===== Materials provided

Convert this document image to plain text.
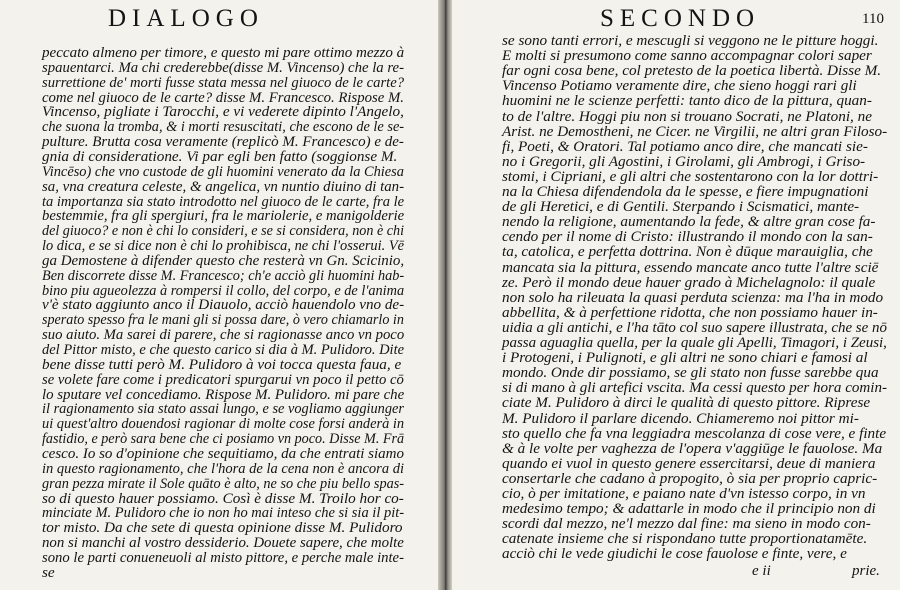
DIALOGO
peccato almeno per timore, e questo mi pare ottimo mezzo à
spauentarci. Ma chi crederebbe(disse M. Vincenso) che la re-
surrettione de' morti fusse stata messa nel giuoco de le carte?
come nel giuoco de le carte? disse M. Francesco. Rispose M.
Vincenso, pigliate i Tarocchi, e vi vederete dipinto l'Angelo,
che suona la tromba, & i morti resuscitati, che escono de le se-
pulture. Brutta cosa veramente (replicò M. Francesco) e de-
gnia di consideratione. Vi par egli ben fatto (soggionse M.
Vincēso) che vno custode de gli huomini venerato da la Chiesa
sa, vna creatura celeste, & angelica, vn nuntio diuino di tan-
ta importanza sia stato introdotto nel giuoco de le carte, fra le
bestemmie, fra gli spergiuri, fra le mariolerie, e manigolderie
del giuoco? e non è chi lo consideri, e se si considera, non è chi
lo dica, e se si dice non è chi lo prohibisca, ne chi l'osserui. Vē
ga Demostene à difender questo che resterà vn Gn. Scicinio,
Ben discorrete disse M. Francesco; ch'e acciò gli huomini hab-
bino piu agueolezza à rompersi il collo, del corpo, e de l'anima
v'è stato aggiunto anco il Diauolo, acciò hauendolo vno de-
sperato spesso fra le mani gli si possa dare, ò vero chiamarlo in
suo aiuto. Ma sarei di parere, che si ragionasse anco vn poco
del Pittor misto, e che questo carico si dia à M. Pulidoro. Dite
bene disse tutti però M. Pulidoro à voi tocca questa faua, e
se volete fare come i predicatori spurgarui vn poco il petto cō
lo sputare vel concediamo. Rispose M. Pulidoro. mi pare che
il ragionamento sia stato assai lungo, e se vogliamo aggiunger
ui quest'altro douendosi ragionar di molte cose forsi anderà in
fastidio, e però sara bene che ci posiamo vn poco. Disse M. Frā
cesco. Io so d'opinione che sequitiamo, da che entrati siamo
in questo ragionamento, che l'hora de la cena non è ancora di
gran pezza mirate il Sole quāto è alto, ne so che piu bello spas-
so di questo hauer possiamo. Così è disse M. Troilo hor co-
minciate M. Pulidoro che io non ho mai inteso che si sia il pit-
tor misto. Da che sete di questa opinione disse M. Pulidoro
non si manchi al vostro dessiderio. Douete sapere, che molte
sono le parti conueneuoli al misto pittore, e perche male inte-
se
SECONDO	110
se sono tanti errori, e mescugli si veggono ne le pitture hoggi.
E molti si presumono come sanno accompagnar colori saper
far ogni cosa bene, col pretesto de la poetica libertà. Disse M.
Vincenso Potiamo veramente dire, che sieno hoggi rari gli
huomini ne le scienze perfetti: tanto dico de la pittura, quan-
to de l'altre. Hoggi piu non si trouano Socrati, ne Platoni, ne
Arist. ne Demostheni, ne Cicer. ne Virgilii, ne altri gran Filoso-
fi, Poeti, & Oratori. Tal potiamo anco dire, che mancati sie-
no i Gregorii, gli Agostini, i Girolami, gli Ambrogi, i Griso-
stomi, i Cipriani, e gli altri che sostentarono con la lor dottri-
na la Chiesa difendendola da le spesse, e fiere impugnationi
de gli Heretici, e di Gentili. Sterpando i Scismatici, mante-
nendo la religione, aumentando la fede, & altre gran cose fa-
cendo per il nome di Cristo: illustrando il mondo con la san-
ta, catolica, e perfetta dottrina. Non è dūque marauiglia, che
mancata sia la pittura, essendo mancate anco tutte l'altre sciē
ze. Però il mondo deue hauer grado à Michelagnolo: il quale
non solo ha rileuata la quasi perduta scienza: ma l'ha in modo
abbellita, & à perfettione ridotta, che non possiamo hauer in-
uidia a gli antichi, e l'ha tāto col suo sapere illustrata, che se nō
passa aguaglia quella, per la quale gli Apelli, Timagori, i Zeusi,
i Protogeni, i Pulignoti, e gli altri ne sono chiari e famosi al
mondo. Onde dir possiamo, se gli stato non fusse sarebbe qua
si di mano à gli artefici vscita. Ma cessi questo per hora comin-
ciate M. Pulidoro à dirci le qualità di questo pittore. Riprese
M. Pulidoro il parlare dicendo. Chiameremo noi pittor mi-
sto quello che fa vna leggiadra mescolanza di cose vere, e finte
& à le volte per vaghezza de l'opera v'aggiūge le fauolose. Ma
quando ei vuol in questo genere essercitarsi, deue di maniera
consertarle che cadano à propogito, ò sia per proprio capric-
cio, ò per imitatione, e paiano nate d'vn istesso corpo, in vn
medesimo tempo; & adattarle in modo che il principio non di
scordi dal mezzo, ne'l mezzo dal fine: ma sieno in modo con-
catenate insieme che si rispondano tutte proportionatamēte.
acciò chi le vede giudichi le cose fauolose e finte, vere, e
e ii	prie.
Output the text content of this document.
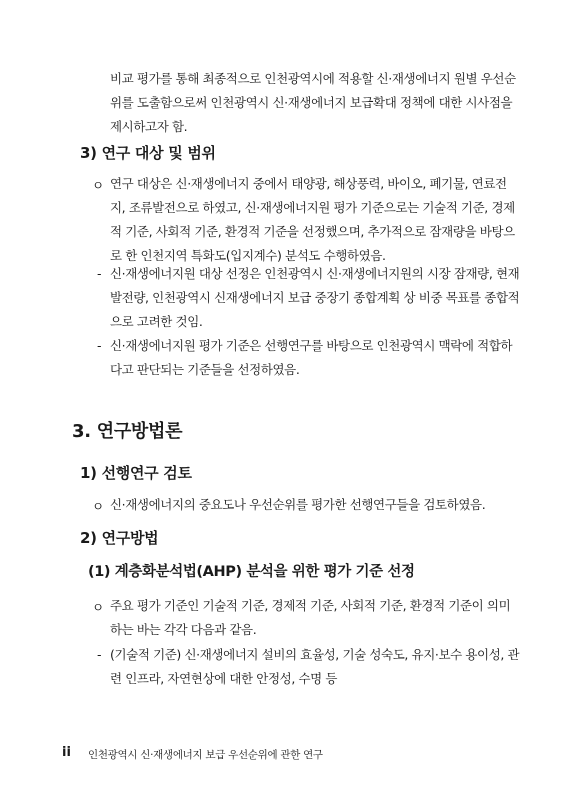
비교 평가를 통해 최종적으로 인천광역시에 적용할 신·재생에너지 원별 우선순위를 도출함으로써 인천광역시 신·재생에너지 보급확대 정책에 대한 시사점을 제시하고자 함.

3) 연구 대상 및 범위
ㅇ 연구 대상은 신·재생에너지 중에서 태양광, 해상풍력, 바이오, 폐기물, 연료전지, 조류발전으로 하였고, 신·재생에너지원 평가 기준으로는 기술적 기준, 경제적 기준, 사회적 기준, 환경적 기준을 선정했으며, 추가적으로 잠재량을 바탕으로 한 인천지역 특화도(입지계수) 분석도 수행하였음.

- 신·재생에너지원 대상 선정은 인천광역시 신·재생에너지원의 시장 잠재량, 현재 발전량, 인천광역시 신재생에너지 보급 중장기 종합계획 상 비중 목표를 종합적으로 고려한 것임.

- 신·재생에너지원 평가 기준은 선행연구를 바탕으로 인천광역시 맥락에 적합하다고 판단되는 기준들을 선정하였음.

3. 연구방법론
1) 선행연구 검토
ㅇ 신·재생에너지의 중요도나 우선순위를 평가한 선행연구들을 검토하였음.

2) 연구방법
(1) 계층화분석법(AHP) 분석을 위한 평가 기준 선정
ㅇ 주요 평가 기준인 기술적 기준, 경제적 기준, 사회적 기준, 환경적 기준이 의미하는 바는 각각 다음과 같음.

- (기술적 기준) 신·재생에너지 설비의 효율성, 기술 성숙도, 유지·보수 용이성, 관련 인프라, 자연현상에 대한 안정성, 수명 등

ii 인천광역시 신·재생에너지 보급 우선순위에 관한 연구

==========

**Goal**
Isolate the lines above that contain the word "finte" and copy them.

**Full response**
sto quello che fa vna leggiadra mescolanza di cose vere, e finte
acciò chi le vede giudichi le cose fauolose e finte, vere, e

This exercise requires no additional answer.